_The request:_ Review the material and extract every line in which the word "MAITRISE" occurs.

-- BEGIN Entries shown --

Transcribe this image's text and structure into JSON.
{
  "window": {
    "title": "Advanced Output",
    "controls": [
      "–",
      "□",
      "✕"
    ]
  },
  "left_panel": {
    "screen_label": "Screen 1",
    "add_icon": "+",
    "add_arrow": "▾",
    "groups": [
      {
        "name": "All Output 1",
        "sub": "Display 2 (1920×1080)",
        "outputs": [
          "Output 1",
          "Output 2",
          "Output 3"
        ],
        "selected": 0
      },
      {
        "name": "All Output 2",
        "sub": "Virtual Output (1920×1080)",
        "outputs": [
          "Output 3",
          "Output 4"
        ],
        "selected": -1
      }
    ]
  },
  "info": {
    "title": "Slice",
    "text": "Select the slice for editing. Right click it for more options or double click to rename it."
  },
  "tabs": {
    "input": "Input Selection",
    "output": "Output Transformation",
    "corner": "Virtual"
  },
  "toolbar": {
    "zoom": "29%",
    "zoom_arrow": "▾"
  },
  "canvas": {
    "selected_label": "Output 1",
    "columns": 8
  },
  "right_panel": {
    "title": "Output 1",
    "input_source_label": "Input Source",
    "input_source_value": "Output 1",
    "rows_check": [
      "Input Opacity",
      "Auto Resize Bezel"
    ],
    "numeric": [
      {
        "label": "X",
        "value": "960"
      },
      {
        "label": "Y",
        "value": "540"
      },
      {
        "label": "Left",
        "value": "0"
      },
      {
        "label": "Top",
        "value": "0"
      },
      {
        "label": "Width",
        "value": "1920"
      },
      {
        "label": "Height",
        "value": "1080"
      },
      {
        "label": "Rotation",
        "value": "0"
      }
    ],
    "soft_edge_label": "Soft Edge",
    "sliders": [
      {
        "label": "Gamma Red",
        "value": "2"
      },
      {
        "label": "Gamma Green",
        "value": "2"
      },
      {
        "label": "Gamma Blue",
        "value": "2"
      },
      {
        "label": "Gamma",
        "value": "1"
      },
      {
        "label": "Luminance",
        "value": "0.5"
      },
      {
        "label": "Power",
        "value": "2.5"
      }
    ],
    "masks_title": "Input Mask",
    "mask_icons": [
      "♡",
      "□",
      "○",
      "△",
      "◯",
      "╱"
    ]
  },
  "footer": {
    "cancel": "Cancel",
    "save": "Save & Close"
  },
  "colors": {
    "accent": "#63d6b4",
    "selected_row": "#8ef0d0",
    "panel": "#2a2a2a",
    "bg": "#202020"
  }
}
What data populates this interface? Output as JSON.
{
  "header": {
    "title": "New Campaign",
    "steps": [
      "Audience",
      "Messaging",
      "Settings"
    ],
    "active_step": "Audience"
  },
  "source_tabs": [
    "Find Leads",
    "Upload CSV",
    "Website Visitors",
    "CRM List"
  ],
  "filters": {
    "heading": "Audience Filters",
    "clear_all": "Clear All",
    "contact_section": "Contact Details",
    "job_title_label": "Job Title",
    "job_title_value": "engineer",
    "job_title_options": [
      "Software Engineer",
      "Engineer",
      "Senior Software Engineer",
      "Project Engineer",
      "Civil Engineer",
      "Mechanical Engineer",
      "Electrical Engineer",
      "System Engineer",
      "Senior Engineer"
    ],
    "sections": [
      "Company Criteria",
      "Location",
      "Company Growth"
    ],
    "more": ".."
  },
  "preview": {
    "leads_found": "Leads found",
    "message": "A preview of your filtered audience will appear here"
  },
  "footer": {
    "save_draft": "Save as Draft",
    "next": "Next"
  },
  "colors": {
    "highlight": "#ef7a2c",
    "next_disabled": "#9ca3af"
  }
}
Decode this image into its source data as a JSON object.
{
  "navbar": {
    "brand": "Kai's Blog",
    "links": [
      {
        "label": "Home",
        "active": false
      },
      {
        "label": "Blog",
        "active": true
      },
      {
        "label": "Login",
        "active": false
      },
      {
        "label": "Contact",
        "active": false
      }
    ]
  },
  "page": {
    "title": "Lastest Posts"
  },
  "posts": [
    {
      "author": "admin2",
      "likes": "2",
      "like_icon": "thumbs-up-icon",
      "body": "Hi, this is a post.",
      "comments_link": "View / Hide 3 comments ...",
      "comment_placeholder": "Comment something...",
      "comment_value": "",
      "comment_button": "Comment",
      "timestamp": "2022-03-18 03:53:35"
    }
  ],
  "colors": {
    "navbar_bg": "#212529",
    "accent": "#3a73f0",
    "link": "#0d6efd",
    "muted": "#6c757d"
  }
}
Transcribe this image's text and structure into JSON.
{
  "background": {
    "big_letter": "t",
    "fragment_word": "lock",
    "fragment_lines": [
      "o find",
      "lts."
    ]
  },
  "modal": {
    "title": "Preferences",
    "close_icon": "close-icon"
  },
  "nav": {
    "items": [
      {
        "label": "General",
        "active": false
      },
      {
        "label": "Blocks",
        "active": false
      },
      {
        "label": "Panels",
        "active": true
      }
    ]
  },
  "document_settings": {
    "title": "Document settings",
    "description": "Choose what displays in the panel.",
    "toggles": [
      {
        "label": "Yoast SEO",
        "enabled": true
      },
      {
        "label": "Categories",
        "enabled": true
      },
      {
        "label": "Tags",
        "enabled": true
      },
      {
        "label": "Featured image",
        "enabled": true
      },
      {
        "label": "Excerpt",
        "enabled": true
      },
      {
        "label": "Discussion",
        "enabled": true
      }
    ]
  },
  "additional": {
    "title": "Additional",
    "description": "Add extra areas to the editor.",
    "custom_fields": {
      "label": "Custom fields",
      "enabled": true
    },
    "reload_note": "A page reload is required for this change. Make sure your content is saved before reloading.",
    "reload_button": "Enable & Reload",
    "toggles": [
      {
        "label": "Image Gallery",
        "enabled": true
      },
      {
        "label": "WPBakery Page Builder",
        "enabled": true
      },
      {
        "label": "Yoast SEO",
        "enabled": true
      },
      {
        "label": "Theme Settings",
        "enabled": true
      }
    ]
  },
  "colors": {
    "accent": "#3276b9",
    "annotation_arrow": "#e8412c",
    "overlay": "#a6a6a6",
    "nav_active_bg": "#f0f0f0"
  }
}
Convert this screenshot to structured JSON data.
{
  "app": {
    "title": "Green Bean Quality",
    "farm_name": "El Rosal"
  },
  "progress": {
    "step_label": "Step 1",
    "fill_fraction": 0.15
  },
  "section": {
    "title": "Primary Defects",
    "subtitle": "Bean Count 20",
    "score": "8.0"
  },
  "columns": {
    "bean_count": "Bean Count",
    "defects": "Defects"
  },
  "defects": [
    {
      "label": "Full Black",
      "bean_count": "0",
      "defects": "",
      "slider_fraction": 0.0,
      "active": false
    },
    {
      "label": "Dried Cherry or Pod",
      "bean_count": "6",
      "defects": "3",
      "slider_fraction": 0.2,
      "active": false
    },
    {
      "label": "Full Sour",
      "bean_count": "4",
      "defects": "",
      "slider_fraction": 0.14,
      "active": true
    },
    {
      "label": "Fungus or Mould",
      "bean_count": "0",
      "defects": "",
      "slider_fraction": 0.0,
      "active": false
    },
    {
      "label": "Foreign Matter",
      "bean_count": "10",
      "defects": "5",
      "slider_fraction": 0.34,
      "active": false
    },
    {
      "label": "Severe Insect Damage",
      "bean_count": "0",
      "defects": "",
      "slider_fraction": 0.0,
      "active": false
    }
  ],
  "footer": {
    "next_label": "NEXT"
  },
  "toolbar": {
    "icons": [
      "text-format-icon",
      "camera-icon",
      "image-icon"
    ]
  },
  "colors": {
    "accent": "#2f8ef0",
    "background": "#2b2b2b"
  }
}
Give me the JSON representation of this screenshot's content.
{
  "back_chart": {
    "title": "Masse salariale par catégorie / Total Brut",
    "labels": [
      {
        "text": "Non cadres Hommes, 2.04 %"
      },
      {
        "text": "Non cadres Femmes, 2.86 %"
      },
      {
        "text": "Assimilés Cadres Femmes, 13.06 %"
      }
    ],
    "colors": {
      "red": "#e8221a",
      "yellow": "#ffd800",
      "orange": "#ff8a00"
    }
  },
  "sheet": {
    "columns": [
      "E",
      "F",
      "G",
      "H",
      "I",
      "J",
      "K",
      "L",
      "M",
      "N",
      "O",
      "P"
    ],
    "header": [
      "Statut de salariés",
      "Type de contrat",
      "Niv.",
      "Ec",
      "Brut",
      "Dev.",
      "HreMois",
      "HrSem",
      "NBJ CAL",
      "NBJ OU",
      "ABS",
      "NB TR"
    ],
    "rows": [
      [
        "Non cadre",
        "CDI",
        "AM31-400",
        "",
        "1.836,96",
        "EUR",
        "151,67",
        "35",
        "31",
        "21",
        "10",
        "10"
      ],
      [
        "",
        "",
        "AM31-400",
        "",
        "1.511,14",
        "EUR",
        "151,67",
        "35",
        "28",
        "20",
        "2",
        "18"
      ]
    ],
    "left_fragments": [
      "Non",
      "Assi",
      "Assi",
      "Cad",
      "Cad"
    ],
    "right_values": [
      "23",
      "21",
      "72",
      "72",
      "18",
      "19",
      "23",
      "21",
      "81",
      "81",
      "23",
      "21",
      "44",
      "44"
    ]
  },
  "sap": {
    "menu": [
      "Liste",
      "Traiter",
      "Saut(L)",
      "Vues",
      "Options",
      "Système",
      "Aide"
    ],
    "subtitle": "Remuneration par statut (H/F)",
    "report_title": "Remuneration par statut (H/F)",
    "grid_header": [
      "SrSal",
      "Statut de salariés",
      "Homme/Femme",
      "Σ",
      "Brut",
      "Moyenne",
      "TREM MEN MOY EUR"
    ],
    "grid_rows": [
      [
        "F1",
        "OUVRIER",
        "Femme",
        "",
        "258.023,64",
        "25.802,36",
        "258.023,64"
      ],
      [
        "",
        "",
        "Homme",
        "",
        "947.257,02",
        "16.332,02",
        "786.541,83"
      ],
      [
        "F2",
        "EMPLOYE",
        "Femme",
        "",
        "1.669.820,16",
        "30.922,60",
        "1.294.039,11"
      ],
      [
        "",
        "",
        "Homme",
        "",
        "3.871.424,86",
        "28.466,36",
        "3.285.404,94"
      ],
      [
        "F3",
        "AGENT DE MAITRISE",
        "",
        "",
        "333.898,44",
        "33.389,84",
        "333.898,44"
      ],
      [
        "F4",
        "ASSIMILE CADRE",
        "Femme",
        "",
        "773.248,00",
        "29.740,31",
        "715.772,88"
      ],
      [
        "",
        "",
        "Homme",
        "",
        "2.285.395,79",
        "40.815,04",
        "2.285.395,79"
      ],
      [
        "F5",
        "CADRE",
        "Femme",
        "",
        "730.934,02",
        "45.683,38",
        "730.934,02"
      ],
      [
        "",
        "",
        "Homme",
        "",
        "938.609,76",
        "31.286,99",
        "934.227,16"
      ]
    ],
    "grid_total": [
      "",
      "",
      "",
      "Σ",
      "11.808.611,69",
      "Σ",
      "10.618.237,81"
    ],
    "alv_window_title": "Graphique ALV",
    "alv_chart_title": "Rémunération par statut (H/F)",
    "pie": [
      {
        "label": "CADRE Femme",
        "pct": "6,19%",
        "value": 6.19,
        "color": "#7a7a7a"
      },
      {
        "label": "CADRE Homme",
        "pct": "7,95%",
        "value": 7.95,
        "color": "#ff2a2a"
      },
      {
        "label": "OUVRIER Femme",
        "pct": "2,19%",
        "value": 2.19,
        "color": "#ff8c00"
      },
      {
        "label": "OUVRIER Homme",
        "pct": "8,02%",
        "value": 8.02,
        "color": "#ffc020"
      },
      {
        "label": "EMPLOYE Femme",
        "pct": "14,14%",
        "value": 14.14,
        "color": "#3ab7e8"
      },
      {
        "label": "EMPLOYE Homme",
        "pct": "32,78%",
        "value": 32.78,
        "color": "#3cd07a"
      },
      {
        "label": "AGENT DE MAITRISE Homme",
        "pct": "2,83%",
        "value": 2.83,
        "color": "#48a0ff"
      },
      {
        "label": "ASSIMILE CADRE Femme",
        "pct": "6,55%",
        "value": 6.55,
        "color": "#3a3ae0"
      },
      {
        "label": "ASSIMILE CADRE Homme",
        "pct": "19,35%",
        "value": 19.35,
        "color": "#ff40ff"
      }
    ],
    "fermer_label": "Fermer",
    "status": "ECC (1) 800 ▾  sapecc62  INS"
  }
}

-- END Entries shown --

_Output of the task:_
        "AGENT DE MAITRISE",
        "label": "AGENT DE MAITRISE Homme",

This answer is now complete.